▶ [Yazılı Soru 1]
Harran gezisini anlatan metne göre kaleye doğru kimin mihmandarlığında ilerleniyor?
▶ [Yazılı Soru 2]
Harran gezisini anlatan metni son cümlesinden sonra devam ettirin.

▶ [Belge Bölümü]
------------------------------

Göbeklitepe’ye gösterilen ilgiden yoksun olan medeniyetimizden miras kalan öz varlığımız Harran Ulu Camii ve Üniversitesi virâne bir hâlde. Çevresini başıboş köpekler mesken tutmuş, ne gelen var ne giden... İn cin top oynuyor!.. Medeniyetimizin şâhaseri ve dünyada kurulmuş ilk İslâm üniversitesi olma özelliğini içinde barındıran Harran Üniversitesi’nden içimiz acıya acıya Harran Kalesi’ne doğru ilerliyoruz. Altı uygarlık ve medeniyetlerin mirasıyla dolu tozlu alandan yürüyerek deve ve kadîm Harran evlerinin sergilendiği “Tarihi Harran Evi”ne varıyoruz. Biraz nefeslendikten sonra yanımıza yaklaşan küçük Nihat’ın mihmandarlığında kaleye doğru ilerliyoruz.

------------------------------

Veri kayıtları
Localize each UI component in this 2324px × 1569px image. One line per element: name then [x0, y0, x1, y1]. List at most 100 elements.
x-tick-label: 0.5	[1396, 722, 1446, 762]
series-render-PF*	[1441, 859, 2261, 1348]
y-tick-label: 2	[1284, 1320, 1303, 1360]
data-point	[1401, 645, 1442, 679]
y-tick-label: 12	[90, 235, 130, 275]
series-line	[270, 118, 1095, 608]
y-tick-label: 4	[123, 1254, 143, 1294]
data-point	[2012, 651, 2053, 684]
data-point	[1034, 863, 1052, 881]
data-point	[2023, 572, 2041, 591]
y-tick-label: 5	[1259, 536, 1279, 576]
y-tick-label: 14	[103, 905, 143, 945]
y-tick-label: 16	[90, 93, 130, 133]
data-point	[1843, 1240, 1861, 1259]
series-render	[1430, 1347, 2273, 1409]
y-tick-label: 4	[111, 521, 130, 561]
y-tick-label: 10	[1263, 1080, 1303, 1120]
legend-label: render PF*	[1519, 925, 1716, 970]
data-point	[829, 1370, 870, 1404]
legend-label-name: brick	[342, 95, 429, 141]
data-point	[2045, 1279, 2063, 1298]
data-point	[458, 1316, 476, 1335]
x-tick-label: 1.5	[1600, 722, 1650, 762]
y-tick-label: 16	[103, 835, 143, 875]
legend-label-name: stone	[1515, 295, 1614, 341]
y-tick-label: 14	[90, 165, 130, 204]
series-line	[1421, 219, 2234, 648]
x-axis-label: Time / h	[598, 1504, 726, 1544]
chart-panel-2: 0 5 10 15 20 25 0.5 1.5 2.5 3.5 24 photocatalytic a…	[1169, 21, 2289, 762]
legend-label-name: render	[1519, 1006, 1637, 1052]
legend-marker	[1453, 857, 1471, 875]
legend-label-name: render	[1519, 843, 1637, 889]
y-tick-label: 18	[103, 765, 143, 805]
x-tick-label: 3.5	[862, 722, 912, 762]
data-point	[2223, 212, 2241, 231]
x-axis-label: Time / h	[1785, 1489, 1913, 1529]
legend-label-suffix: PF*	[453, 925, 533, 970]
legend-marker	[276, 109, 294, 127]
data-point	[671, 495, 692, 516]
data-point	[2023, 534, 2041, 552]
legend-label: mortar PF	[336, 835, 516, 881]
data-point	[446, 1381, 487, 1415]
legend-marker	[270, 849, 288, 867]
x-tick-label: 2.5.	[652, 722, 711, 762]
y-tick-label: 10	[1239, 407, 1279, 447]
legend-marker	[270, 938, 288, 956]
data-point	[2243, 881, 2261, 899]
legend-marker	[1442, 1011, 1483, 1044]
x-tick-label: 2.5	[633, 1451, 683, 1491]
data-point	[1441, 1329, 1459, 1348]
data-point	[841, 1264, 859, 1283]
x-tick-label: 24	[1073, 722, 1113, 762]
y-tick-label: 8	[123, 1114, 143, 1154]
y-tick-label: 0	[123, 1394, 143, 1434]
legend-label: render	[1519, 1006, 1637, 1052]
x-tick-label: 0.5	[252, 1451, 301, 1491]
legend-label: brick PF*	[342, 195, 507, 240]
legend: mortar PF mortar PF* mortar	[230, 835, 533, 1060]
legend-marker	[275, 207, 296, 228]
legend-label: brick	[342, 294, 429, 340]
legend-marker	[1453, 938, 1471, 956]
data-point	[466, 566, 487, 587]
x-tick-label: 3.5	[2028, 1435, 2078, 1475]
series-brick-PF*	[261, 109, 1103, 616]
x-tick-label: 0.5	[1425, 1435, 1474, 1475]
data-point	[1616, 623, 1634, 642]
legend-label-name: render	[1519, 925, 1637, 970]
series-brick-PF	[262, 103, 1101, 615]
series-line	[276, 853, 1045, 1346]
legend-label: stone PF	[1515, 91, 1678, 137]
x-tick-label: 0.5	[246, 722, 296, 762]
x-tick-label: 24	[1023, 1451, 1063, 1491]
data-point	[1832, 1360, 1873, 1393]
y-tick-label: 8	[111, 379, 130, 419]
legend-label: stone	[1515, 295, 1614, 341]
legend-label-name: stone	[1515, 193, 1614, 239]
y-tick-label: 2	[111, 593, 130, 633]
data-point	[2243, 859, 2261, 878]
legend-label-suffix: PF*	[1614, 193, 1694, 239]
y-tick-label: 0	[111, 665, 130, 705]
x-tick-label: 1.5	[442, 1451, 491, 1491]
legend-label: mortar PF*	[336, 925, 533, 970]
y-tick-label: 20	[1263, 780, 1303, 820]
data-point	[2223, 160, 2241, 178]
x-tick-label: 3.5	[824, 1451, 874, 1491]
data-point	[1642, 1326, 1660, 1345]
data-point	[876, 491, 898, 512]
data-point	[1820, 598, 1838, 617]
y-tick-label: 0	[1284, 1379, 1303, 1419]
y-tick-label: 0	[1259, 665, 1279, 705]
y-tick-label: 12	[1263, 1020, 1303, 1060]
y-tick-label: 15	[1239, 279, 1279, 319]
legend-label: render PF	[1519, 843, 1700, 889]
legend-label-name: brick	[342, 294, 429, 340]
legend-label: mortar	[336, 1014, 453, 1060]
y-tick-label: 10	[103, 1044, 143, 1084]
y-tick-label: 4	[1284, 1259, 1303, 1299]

------------------------------

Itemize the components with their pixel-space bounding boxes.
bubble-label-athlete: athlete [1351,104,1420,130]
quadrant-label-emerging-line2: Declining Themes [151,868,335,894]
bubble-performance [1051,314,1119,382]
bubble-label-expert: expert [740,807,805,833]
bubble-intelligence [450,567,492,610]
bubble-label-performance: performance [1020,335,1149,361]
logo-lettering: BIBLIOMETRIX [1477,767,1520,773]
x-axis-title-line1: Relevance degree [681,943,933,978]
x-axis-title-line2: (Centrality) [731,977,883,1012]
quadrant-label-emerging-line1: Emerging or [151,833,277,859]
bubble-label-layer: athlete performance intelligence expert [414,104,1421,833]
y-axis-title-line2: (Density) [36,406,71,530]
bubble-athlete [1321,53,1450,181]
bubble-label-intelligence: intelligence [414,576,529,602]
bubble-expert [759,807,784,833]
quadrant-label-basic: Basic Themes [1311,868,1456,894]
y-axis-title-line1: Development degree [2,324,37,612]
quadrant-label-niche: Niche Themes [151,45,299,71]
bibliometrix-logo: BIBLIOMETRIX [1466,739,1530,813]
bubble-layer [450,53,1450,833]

------------------------------

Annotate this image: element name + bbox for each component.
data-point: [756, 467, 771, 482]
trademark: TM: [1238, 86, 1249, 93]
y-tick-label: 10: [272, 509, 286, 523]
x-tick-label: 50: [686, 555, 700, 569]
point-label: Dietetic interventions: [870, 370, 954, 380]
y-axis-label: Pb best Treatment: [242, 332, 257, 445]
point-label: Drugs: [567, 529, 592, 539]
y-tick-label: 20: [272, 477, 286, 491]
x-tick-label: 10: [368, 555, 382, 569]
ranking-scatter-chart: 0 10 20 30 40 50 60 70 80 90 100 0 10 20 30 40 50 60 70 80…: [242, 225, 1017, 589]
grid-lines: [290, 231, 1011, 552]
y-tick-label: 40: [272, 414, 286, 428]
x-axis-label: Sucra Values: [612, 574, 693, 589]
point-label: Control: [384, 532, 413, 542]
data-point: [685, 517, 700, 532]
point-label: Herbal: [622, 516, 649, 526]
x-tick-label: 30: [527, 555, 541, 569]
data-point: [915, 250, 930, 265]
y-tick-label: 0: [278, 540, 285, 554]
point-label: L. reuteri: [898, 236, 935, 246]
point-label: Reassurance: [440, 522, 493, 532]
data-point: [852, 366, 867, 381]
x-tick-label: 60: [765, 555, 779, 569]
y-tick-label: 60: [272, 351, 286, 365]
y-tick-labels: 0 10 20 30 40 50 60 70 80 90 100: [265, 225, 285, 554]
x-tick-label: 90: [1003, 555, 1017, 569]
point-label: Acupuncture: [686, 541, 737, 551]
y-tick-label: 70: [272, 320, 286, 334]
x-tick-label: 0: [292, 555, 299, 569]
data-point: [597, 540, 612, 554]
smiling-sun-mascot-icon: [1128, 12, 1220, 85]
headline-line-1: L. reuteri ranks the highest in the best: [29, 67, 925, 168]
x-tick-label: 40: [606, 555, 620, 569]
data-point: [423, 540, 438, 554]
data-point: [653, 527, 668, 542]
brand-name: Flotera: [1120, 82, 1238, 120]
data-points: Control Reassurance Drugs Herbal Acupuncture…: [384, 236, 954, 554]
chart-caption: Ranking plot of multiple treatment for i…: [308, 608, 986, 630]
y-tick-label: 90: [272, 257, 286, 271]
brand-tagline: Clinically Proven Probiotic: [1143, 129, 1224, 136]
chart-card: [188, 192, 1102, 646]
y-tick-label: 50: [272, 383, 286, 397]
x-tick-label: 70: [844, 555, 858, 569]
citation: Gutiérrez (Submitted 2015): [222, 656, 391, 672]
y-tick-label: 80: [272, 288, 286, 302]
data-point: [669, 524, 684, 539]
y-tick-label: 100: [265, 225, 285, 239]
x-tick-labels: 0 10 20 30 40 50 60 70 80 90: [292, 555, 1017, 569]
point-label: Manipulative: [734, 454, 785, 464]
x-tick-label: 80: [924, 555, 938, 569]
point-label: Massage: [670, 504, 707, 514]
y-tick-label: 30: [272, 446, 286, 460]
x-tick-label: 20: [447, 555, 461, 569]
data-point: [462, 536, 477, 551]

------------------------------

▶ [Yanıt 1]
Küçük Nihat'ın mihmandarlığında.

▶ [Yanıt 2]
İşte kadîm şehrin kadîm yapılarından birisi daha önümüzde. Harran Kalesi eski ihtişamından çok uzak bir şekilde tekrar ayağa kaldırılacağı günü bekliyor. Şehrin güneydoğusunda surlara bitişik olarak Emevi Halifesi 2. Mervan’ın 10 milyon dirhem altın harcayarak yaptırdığı saray, Harran Kalesi’nin ana yapısını oluşturduğu tahmin ediliyor. 90x130 metre ebatlarındaki 3 katlı kale restorasyon sebebiyle ziyaret edilemezken, çevresinde keçiler otlatılıyor.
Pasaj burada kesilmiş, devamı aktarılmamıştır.